(Given instruction)
Return each line in the rows below that contains the string "title", copying the whole line. Case counts.

(Extracted information)
+-------+
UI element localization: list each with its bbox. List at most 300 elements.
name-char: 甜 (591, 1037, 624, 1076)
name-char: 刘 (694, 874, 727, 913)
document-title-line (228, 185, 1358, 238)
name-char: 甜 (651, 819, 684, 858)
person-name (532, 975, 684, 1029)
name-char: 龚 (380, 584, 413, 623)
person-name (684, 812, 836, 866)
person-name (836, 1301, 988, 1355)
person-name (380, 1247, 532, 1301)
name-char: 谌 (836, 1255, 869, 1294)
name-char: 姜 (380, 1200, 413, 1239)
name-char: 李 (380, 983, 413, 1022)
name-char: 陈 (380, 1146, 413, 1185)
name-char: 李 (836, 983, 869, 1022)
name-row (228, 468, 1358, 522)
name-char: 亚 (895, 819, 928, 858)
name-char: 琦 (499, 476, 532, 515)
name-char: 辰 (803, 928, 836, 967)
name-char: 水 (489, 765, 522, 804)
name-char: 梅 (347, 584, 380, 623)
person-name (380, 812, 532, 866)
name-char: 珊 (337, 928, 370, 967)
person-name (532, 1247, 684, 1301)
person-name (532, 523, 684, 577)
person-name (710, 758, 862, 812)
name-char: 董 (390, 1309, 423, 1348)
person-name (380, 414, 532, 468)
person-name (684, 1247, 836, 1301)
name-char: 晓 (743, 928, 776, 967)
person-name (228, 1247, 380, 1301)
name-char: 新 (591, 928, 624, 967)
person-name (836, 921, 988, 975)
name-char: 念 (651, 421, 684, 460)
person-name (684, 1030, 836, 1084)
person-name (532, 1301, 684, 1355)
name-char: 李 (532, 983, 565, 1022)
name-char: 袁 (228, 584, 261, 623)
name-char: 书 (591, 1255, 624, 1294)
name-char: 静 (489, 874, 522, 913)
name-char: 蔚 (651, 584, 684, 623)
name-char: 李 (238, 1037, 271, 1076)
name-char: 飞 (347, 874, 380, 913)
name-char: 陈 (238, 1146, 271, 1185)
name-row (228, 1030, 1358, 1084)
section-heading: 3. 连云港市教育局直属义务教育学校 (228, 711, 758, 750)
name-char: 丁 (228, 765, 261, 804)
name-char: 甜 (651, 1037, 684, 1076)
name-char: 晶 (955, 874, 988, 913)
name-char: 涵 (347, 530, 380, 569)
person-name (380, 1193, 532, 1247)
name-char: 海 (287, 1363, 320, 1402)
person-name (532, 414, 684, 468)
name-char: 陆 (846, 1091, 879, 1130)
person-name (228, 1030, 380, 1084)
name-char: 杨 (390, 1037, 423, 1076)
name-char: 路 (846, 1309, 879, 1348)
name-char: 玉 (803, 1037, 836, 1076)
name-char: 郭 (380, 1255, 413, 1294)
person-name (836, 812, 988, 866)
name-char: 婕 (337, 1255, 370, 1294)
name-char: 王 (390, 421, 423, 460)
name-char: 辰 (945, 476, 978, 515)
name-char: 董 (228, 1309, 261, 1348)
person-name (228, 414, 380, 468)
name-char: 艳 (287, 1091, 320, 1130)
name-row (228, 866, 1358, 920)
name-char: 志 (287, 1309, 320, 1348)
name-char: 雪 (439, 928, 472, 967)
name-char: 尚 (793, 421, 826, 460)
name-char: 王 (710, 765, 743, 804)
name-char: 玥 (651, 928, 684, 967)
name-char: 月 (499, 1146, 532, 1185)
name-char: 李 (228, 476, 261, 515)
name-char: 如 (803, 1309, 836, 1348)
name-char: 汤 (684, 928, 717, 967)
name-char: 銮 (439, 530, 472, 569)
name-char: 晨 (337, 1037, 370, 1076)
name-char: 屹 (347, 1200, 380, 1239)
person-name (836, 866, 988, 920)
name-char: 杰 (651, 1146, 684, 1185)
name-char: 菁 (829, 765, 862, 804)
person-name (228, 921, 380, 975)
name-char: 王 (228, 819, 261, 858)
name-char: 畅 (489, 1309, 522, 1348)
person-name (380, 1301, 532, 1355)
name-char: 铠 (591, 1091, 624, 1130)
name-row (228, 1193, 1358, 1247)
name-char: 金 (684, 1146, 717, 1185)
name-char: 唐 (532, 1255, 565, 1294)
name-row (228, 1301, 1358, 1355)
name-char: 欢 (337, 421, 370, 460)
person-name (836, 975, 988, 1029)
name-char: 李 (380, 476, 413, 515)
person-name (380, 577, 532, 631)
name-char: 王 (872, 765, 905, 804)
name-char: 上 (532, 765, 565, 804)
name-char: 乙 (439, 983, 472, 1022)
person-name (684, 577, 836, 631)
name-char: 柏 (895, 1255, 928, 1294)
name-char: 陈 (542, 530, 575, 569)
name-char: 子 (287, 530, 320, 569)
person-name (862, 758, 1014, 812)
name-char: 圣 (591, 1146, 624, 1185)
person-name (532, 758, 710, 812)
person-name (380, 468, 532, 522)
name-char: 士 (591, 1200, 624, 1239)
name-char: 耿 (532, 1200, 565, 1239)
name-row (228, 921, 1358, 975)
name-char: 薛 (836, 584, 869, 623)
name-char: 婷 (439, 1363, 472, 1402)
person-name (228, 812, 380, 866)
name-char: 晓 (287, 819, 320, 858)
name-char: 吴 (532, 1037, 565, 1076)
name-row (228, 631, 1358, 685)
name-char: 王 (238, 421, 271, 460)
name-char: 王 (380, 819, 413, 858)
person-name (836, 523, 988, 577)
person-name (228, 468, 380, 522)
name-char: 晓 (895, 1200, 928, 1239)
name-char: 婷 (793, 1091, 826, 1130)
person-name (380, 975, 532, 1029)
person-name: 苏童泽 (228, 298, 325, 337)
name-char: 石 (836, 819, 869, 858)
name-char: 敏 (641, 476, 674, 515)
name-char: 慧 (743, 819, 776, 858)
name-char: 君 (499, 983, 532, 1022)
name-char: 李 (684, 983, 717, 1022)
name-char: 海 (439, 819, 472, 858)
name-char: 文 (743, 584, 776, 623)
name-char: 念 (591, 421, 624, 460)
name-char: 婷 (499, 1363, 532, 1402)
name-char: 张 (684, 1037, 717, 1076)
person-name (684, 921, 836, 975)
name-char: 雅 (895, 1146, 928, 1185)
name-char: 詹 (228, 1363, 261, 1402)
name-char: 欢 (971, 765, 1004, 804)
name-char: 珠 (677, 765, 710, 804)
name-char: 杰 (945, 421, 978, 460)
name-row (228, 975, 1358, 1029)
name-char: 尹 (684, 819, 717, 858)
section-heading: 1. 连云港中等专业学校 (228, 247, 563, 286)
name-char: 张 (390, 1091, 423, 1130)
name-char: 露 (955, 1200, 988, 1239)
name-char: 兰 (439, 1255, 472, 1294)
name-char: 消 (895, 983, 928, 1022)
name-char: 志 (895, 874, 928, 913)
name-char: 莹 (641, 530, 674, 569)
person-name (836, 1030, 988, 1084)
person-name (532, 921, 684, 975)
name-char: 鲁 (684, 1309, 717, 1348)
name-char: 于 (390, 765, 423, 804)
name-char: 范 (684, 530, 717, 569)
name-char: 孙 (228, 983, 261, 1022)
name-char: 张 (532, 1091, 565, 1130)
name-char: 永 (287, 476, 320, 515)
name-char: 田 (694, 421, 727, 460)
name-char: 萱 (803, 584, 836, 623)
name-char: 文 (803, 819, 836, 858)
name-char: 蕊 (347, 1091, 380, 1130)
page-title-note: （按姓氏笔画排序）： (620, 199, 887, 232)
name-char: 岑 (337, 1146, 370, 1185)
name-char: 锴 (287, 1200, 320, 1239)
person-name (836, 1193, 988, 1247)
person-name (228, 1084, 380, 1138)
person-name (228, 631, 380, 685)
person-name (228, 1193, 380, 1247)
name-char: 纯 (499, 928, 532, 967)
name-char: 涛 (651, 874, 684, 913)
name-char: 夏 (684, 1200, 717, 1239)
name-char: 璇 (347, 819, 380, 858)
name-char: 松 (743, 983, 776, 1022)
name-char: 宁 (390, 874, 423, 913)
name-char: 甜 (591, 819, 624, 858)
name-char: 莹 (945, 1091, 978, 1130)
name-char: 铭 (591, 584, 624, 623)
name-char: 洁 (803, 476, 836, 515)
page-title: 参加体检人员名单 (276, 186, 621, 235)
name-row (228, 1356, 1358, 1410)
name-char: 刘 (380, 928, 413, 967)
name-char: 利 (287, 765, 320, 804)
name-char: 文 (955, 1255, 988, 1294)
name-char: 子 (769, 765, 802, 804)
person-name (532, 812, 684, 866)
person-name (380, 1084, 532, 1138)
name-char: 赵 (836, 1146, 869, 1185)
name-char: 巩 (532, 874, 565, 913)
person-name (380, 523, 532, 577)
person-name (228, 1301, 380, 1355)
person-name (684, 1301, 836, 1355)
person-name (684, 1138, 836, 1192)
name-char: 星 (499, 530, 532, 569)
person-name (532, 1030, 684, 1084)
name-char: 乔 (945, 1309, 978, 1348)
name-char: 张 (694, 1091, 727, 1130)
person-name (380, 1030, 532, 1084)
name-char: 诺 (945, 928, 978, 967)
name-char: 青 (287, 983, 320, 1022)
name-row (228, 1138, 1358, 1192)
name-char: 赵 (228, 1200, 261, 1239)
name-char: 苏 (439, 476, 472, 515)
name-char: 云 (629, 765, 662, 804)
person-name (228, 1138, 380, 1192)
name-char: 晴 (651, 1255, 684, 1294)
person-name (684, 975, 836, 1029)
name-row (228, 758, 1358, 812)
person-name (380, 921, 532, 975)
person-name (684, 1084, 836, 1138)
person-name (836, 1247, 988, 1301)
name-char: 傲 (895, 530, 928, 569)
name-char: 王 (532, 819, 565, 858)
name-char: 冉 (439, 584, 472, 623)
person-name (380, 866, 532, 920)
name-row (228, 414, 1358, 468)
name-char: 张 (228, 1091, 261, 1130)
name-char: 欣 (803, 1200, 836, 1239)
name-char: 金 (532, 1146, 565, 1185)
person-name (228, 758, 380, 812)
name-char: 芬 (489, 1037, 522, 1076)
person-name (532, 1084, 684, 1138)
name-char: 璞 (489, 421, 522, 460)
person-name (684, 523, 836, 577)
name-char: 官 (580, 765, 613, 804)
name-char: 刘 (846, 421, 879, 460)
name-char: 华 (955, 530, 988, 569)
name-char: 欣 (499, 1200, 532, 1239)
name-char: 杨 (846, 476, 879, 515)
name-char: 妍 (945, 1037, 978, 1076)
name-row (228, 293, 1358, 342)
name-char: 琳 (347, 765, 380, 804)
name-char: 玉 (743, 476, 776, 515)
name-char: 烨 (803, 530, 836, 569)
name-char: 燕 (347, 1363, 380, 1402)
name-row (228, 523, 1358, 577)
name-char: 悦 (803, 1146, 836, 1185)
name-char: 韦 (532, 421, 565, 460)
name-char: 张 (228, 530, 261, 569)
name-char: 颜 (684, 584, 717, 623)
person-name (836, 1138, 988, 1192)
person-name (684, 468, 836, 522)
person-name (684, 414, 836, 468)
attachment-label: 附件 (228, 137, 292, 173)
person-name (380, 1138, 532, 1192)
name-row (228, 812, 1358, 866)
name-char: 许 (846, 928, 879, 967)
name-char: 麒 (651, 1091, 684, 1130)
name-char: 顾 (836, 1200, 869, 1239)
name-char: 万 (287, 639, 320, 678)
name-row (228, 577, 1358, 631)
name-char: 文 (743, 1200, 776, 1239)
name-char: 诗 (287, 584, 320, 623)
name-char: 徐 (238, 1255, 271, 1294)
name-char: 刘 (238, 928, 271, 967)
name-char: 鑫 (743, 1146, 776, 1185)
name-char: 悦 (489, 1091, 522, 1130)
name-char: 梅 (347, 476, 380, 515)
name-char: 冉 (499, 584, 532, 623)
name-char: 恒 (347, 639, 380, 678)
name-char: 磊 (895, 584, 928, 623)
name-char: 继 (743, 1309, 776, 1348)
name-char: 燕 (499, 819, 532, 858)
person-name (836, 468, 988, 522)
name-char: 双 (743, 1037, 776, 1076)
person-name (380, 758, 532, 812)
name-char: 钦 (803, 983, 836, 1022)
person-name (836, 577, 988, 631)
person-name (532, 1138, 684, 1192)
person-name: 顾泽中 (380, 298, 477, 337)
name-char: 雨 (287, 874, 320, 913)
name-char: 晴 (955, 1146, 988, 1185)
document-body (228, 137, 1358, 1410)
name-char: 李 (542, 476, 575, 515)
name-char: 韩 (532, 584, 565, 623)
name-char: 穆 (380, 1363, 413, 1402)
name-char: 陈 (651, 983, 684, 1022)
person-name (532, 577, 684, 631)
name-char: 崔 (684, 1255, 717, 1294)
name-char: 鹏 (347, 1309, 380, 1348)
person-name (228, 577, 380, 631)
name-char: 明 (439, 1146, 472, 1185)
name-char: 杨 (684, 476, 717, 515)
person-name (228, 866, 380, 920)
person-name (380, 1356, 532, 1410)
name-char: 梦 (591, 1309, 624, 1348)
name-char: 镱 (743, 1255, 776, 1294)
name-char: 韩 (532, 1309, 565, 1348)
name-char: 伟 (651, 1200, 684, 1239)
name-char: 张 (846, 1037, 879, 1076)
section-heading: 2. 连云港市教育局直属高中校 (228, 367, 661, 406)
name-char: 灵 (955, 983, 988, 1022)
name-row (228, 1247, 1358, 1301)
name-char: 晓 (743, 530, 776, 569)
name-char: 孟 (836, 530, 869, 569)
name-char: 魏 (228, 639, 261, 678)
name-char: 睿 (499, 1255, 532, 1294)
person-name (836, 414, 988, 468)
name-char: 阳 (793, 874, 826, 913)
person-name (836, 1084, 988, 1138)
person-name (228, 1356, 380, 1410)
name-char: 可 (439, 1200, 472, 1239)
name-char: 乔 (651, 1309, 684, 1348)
+-------+
(Solution)
document-title-line (228, 185, 1358, 238)
page-title-note: （按姓氏笔画排序）： (620, 199, 887, 232)
page-title: 参加体检人员名单 (276, 186, 621, 235)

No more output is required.